Items from a dataset
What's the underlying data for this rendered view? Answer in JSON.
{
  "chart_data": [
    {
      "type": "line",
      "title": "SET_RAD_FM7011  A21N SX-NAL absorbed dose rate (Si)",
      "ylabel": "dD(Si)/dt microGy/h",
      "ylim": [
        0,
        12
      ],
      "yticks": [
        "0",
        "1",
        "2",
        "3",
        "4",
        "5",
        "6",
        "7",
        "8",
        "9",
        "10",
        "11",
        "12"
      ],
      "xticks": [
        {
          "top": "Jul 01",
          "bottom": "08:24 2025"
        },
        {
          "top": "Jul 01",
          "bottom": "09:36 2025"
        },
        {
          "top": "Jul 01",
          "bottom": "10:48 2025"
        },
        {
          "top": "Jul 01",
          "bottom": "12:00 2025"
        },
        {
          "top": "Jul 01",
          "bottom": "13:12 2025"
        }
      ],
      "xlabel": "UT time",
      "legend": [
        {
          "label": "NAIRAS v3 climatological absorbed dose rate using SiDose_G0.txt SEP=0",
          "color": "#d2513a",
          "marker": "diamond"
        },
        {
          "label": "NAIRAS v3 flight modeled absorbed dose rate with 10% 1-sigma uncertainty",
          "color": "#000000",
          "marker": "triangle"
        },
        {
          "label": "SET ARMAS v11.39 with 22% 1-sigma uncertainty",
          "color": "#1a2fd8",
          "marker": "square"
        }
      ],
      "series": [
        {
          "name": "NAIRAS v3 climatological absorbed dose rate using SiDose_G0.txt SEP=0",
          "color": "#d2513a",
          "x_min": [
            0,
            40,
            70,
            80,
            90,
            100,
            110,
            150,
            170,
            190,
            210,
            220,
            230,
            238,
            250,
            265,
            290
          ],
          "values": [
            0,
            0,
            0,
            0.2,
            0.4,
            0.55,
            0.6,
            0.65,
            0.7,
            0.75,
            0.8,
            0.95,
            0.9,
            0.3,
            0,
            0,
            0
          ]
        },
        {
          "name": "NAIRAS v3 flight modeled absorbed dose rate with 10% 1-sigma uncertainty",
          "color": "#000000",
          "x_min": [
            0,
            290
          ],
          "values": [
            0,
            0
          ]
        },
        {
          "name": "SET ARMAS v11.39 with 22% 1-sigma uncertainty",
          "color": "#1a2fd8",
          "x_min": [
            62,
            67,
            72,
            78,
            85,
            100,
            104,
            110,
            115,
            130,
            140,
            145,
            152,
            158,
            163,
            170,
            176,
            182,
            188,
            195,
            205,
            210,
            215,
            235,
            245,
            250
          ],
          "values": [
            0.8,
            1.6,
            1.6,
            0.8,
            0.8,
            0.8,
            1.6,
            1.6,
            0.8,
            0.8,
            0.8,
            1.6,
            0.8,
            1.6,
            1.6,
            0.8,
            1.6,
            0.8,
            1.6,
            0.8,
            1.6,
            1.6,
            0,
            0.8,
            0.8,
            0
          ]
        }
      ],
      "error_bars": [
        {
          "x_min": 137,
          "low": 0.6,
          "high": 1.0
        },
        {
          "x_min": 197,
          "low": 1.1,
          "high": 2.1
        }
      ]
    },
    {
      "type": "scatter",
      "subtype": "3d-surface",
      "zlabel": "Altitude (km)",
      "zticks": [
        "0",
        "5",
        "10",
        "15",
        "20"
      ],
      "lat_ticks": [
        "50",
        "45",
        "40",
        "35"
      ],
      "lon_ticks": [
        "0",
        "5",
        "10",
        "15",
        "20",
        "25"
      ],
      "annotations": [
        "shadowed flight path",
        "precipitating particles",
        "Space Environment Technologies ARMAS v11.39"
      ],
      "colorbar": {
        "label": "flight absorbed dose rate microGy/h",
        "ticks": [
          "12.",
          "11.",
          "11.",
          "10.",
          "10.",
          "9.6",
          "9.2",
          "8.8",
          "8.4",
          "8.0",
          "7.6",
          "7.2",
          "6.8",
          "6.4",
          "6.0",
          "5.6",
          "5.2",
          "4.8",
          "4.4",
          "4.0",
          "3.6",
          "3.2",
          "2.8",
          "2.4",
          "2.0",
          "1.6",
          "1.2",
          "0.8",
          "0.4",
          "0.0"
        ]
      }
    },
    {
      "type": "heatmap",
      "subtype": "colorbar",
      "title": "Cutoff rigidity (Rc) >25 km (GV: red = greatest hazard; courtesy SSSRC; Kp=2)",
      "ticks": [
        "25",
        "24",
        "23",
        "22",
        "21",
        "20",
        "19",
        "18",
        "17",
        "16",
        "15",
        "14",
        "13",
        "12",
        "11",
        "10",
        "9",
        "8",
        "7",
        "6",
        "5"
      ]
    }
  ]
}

Exercise aim: Each line in the material above must be retyped without alteration.

Exercise result:
What's the underlying data for this rendered view? Answer in JSON.
{
  "chart_data": [
    {
      "type": "line",
      "title": "SET_RAD_FM7011  A21N SX-NAL absorbed dose rate (Si)",
      "ylabel": "dD(Si)/dt microGy/h",
      "ylim": [
        0,
        12
      ],
      "yticks": [
        "0",
        "1",
        "2",
        "3",
        "4",
        "5",
        "6",
        "7",
        "8",
        "9",
        "10",
        "11",
        "12"
      ],
      "xticks": [
        {
          "top": "Jul 01",
          "bottom": "08:24 2025"
        },
        {
          "top": "Jul 01",
          "bottom": "09:36 2025"
        },
        {
          "top": "Jul 01",
          "bottom": "10:48 2025"
        },
        {
          "top": "Jul 01",
          "bottom": "12:00 2025"
        },
        {
          "top": "Jul 01",
          "bottom": "13:12 2025"
        }
      ],
      "xlabel": "UT time",
      "legend": [
        {
          "label": "NAIRAS v3 climatological absorbed dose rate using SiDose_G0.txt SEP=0",
          "color": "#d2513a",
          "marker": "diamond"
        },
        {
          "label": "NAIRAS v3 flight modeled absorbed dose rate with 10% 1-sigma uncertainty",
          "color": "#000000",
          "marker": "triangle"
        },
        {
          "label": "SET ARMAS v11.39 with 22% 1-sigma uncertainty",
          "color": "#1a2fd8",
          "marker": "square"
        }
      ],
      "series": [
        {
          "name": "NAIRAS v3 climatological absorbed dose rate using SiDose_G0.txt SEP=0",
          "color": "#d2513a",
          "x_min": [
            0,
            40,
            70,
            80,
            90,
            100,
            110,
            150,
            170,
            190,
            210,
            220,
            230,
            238,
            250,
            265,
            290
          ],
          "values": [
            0,
            0,
            0,
            0.2,
            0.4,
            0.55,
            0.6,
            0.65,
            0.7,
            0.75,
            0.8,
            0.95,
            0.9,
            0.3,
            0,
            0,
            0
          ]
        },
        {
          "name": "NAIRAS v3 flight modeled absorbed dose rate with 10% 1-sigma uncertainty",
          "color": "#000000",
          "x_min": [
            0,
            290
          ],
          "values": [
            0,
            0
          ]
        },
        {
          "name": "SET ARMAS v11.39 with 22% 1-sigma uncertainty",
          "color": "#1a2fd8",
          "x_min": [
            62,
            67,
            72,
            78,
            85,
            100,
            104,
            110,
            115,
            130,
            140,
            145,
            152,
            158,
            163,
            170,
            176,
            182,
            188,
            195,
            205,
            210,
            215,
            235,
            245,
            250
          ],
          "values": [
            0.8,
            1.6,
            1.6,
            0.8,
            0.8,
            0.8,
            1.6,
            1.6,
            0.8,
            0.8,
            0.8,
            1.6,
            0.8,
            1.6,
            1.6,
            0.8,
            1.6,
            0.8,
            1.6,
            0.8,
            1.6,
            1.6,
            0,
            0.8,
            0.8,
            0
          ]
        }
      ],
      "error_bars": [
        {
          "x_min": 137,
          "low": 0.6,
          "high": 1.0
        },
        {
          "x_min": 197,
          "low": 1.1,
          "high": 2.1
        }
      ]
    },
    {
      "type": "scatter",
      "subtype": "3d-surface",
      "zlabel": "Altitude (km)",
      "zticks": [
        "0",
        "5",
        "10",
        "15",
        "20"
      ],
      "lat_ticks": [
        "50",
        "45",
        "40",
        "35"
      ],
      "lon_ticks": [
        "0",
        "5",
        "10",
        "15",
        "20",
        "25"
      ],
      "annotations": [
        "shadowed flight path",
        "precipitating particles",
        "Space Environment Technologies ARMAS v11.39"
      ],
      "colorbar": {
        "label": "flight absorbed dose rate microGy/h",
        "ticks": [
          "12.",
          "11.",
          "11.",
          "10.",
          "10.",
          "9.6",
          "9.2",
          "8.8",
          "8.4",
          "8.0",
          "7.6",
          "7.2",
          "6.8",
          "6.4",
          "6.0",
          "5.6",
          "5.2",
          "4.8",
          "4.4",
          "4.0",
          "3.6",
          "3.2",
          "2.8",
          "2.4",
          "2.0",
          "1.6",
          "1.2",
          "0.8",
          "0.4",
          "0.0"
        ]
      }
    },
    {
      "type": "heatmap",
      "subtype": "colorbar",
      "title": "Cutoff rigidity (Rc) >25 km (GV: red = greatest hazard; courtesy SSSRC; Kp=2)",
      "ticks": [
        "25",
        "24",
        "23",
        "22",
        "21",
        "20",
        "19",
        "18",
        "17",
        "16",
        "15",
        "14",
        "13",
        "12",
        "11",
        "10",
        "9",
        "8",
        "7",
        "6",
        "5"
      ]
    }
  ]
}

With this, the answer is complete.